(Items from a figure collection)
>> begin
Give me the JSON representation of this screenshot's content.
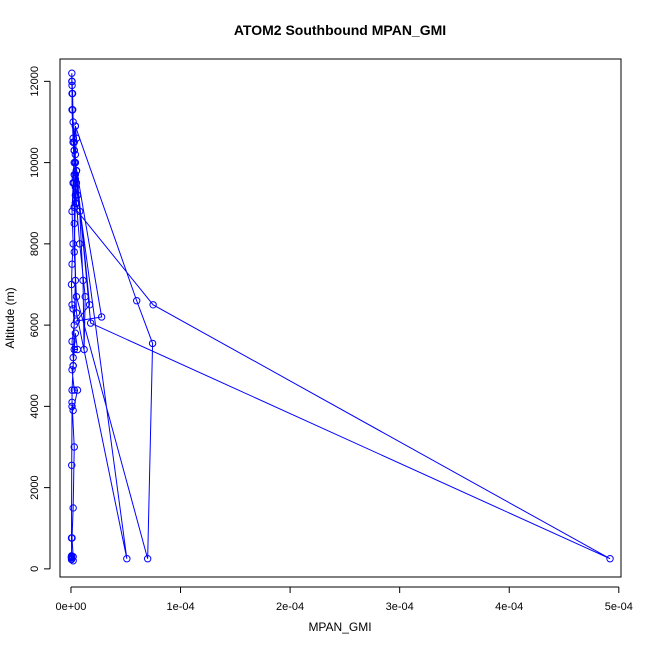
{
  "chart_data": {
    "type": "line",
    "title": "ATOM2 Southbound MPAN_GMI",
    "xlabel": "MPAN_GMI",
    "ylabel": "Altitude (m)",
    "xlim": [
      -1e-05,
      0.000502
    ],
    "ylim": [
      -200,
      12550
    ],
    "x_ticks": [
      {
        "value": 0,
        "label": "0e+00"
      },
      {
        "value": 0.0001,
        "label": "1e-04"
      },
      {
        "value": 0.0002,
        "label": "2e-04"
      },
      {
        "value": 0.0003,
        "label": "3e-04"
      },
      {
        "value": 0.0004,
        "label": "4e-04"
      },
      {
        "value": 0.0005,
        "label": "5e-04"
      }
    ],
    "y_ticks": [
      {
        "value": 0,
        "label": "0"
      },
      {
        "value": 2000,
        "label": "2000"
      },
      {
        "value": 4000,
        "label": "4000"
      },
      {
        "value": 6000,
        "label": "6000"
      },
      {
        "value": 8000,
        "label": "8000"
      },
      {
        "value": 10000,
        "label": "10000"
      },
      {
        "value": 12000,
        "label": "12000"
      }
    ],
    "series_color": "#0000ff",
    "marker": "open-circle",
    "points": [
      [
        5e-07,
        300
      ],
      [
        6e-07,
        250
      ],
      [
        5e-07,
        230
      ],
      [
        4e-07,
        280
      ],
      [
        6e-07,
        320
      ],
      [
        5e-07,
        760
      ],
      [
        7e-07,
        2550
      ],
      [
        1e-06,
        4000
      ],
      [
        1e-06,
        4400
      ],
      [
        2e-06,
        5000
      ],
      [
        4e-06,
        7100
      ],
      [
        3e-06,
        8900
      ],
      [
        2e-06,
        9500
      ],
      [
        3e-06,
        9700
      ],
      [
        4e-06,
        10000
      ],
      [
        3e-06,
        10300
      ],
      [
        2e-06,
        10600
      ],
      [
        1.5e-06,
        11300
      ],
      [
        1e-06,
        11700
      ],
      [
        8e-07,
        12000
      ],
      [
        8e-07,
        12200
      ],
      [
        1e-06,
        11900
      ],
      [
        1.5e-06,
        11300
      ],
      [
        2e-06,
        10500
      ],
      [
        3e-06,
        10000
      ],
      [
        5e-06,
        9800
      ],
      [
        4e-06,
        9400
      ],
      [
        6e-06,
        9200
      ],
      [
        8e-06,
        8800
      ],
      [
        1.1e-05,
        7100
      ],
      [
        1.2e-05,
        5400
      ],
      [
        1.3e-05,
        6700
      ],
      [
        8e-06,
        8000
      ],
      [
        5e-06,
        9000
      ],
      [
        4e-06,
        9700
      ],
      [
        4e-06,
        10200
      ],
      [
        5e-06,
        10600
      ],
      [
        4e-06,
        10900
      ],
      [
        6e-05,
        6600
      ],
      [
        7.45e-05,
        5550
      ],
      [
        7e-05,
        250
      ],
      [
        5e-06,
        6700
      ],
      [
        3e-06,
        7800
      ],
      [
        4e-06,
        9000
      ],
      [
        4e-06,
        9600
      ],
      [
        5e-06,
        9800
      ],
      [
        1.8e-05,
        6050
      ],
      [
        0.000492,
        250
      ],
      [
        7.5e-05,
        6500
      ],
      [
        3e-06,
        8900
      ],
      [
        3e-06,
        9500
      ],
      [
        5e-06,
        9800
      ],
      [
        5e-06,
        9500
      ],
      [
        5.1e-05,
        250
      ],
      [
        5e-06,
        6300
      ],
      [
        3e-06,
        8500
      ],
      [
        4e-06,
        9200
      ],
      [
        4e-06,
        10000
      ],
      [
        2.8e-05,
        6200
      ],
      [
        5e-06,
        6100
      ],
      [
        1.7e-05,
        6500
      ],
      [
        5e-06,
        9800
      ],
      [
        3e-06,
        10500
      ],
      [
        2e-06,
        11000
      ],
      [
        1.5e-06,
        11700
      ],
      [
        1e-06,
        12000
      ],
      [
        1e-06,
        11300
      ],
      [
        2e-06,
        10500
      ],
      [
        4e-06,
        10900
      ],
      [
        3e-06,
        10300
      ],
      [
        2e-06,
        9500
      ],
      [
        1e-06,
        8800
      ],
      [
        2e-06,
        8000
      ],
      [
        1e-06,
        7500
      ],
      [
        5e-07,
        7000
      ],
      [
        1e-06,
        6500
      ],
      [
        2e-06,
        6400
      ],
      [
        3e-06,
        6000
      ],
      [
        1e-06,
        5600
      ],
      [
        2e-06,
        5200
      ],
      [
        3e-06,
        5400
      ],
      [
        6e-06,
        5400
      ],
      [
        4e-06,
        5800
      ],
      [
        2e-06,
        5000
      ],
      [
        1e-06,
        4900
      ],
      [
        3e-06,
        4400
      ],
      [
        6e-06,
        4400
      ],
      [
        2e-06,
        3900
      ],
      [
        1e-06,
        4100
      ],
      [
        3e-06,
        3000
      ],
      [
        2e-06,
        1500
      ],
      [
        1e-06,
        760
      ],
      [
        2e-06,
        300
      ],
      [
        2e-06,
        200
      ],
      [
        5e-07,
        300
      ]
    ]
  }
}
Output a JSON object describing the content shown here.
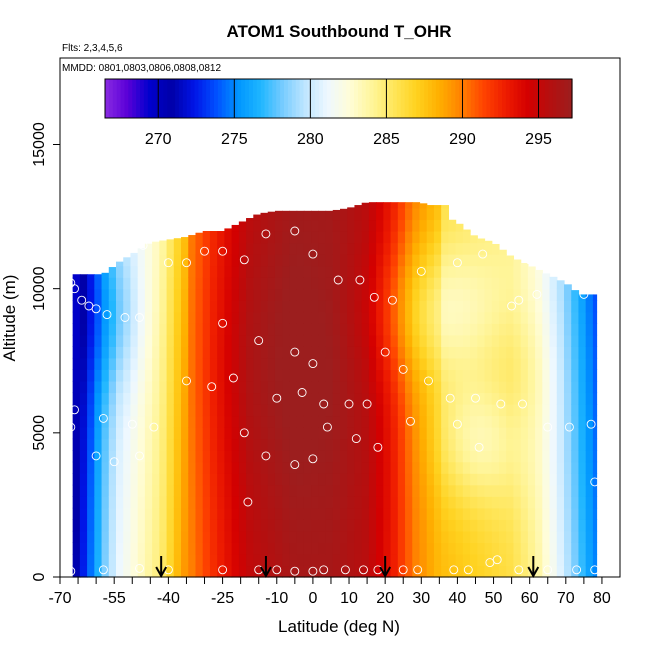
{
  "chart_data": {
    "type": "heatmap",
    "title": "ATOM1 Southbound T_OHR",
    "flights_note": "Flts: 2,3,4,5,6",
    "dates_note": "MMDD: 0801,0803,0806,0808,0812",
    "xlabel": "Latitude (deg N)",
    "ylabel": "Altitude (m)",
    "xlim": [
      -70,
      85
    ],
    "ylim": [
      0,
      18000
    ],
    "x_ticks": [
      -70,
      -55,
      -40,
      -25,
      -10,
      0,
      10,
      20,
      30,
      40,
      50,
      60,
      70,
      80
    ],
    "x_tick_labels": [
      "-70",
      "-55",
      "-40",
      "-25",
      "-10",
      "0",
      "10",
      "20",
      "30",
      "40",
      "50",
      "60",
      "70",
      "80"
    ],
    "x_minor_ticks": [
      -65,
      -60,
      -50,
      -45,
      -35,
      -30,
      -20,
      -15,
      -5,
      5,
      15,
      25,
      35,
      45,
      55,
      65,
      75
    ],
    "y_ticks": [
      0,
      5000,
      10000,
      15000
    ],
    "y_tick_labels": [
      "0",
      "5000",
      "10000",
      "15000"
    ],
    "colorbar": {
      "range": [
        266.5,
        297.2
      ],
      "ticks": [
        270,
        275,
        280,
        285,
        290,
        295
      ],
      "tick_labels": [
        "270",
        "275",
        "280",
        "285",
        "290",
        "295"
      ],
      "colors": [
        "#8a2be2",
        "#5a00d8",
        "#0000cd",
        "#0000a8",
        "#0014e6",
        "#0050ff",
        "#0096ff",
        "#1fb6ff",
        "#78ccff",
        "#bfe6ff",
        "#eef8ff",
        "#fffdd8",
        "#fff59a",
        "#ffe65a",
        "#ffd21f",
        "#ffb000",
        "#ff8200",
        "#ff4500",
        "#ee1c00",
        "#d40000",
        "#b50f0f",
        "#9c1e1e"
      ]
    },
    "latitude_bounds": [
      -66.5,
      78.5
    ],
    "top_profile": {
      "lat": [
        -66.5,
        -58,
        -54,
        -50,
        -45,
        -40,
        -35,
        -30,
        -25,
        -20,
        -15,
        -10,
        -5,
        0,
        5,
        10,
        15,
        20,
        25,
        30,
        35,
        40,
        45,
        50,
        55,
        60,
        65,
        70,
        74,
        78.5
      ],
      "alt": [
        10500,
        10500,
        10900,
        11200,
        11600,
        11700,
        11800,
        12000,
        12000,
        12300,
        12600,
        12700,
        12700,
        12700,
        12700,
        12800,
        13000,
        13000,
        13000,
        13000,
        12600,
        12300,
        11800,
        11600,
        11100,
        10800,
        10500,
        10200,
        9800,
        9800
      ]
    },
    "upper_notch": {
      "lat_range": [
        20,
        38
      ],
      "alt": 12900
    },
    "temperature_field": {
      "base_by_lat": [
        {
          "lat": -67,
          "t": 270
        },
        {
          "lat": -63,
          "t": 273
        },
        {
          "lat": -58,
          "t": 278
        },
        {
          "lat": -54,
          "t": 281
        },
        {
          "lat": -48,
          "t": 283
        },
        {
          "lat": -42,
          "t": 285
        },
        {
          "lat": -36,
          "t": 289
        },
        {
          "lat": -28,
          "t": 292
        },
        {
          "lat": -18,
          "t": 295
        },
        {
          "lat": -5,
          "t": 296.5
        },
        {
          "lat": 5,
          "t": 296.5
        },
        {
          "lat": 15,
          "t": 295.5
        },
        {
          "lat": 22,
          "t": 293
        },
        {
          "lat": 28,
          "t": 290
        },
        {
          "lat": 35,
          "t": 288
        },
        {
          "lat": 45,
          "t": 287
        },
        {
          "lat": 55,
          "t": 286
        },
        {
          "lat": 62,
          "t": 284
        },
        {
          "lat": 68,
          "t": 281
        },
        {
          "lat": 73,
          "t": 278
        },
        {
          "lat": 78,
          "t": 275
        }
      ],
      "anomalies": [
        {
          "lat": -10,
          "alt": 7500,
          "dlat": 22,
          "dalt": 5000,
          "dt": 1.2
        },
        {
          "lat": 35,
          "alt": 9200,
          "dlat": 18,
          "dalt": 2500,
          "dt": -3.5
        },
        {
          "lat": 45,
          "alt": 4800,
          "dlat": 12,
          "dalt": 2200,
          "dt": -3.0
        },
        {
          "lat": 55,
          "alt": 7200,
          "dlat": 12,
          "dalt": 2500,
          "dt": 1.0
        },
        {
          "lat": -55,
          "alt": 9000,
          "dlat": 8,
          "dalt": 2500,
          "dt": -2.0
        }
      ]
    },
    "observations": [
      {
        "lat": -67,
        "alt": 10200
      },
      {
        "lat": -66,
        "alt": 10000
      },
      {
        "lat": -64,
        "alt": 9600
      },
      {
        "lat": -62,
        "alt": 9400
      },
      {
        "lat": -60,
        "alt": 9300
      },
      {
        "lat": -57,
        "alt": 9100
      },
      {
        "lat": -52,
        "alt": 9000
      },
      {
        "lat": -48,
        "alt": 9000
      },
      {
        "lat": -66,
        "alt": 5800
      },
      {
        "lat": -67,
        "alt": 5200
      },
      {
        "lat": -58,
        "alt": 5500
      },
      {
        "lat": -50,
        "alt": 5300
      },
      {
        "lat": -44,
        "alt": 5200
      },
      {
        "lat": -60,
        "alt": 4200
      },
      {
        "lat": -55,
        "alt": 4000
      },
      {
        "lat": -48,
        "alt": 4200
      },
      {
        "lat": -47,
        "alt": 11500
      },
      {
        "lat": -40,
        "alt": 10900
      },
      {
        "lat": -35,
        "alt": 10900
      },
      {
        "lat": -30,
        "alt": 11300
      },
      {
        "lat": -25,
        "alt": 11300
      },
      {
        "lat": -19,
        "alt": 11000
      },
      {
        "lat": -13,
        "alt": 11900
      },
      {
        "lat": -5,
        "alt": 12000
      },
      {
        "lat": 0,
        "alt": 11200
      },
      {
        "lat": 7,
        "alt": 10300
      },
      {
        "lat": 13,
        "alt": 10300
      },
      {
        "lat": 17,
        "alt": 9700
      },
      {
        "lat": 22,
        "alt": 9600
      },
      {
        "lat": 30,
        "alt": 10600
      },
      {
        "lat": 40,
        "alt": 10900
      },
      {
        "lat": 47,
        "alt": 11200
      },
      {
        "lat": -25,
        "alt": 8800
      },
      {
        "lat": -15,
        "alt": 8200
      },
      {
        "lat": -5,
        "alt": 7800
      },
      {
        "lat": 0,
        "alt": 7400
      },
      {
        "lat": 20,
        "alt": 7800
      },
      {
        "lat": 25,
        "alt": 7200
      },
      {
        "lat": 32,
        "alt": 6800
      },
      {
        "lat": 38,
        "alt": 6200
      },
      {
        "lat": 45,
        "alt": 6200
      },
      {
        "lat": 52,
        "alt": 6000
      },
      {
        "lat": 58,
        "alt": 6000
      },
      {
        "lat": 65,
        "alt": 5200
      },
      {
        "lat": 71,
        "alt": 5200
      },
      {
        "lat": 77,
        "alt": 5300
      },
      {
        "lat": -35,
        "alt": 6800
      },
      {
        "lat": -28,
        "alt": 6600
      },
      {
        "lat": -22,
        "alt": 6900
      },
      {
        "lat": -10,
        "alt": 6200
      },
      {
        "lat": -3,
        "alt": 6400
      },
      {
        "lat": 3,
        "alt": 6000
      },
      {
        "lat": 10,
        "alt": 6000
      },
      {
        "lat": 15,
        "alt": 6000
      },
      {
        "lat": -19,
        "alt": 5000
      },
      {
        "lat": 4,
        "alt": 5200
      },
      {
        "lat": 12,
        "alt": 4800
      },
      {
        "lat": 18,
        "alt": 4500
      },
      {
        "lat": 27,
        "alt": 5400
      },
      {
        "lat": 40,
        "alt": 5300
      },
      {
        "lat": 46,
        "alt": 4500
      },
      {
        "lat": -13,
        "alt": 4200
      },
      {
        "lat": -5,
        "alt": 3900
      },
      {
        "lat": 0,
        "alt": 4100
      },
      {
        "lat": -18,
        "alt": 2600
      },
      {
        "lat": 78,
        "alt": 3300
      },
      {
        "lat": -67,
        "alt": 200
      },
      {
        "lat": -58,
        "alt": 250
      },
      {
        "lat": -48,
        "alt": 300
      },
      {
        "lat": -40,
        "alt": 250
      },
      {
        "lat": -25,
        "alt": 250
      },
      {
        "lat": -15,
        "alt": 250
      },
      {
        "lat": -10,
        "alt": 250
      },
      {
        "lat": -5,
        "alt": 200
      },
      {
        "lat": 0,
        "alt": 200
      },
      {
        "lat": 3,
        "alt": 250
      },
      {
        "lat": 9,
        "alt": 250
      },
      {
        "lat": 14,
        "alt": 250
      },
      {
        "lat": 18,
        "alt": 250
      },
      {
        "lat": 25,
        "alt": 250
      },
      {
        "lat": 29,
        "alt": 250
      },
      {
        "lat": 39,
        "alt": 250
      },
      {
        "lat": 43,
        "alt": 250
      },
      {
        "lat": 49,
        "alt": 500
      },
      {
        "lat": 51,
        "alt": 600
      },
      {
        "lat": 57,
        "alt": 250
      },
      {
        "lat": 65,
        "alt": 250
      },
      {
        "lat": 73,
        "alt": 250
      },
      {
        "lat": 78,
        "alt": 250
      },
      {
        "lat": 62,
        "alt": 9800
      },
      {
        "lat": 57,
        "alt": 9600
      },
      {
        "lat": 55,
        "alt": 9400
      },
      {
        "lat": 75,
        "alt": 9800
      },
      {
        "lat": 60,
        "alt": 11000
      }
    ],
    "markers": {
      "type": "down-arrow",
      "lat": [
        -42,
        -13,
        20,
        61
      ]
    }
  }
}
>> end
§ Job
Copy each line above that contains the word "content".

§ Written solution
Give me the JSON representation of this screenshot's content.
Output a JSON object describing the content shown here.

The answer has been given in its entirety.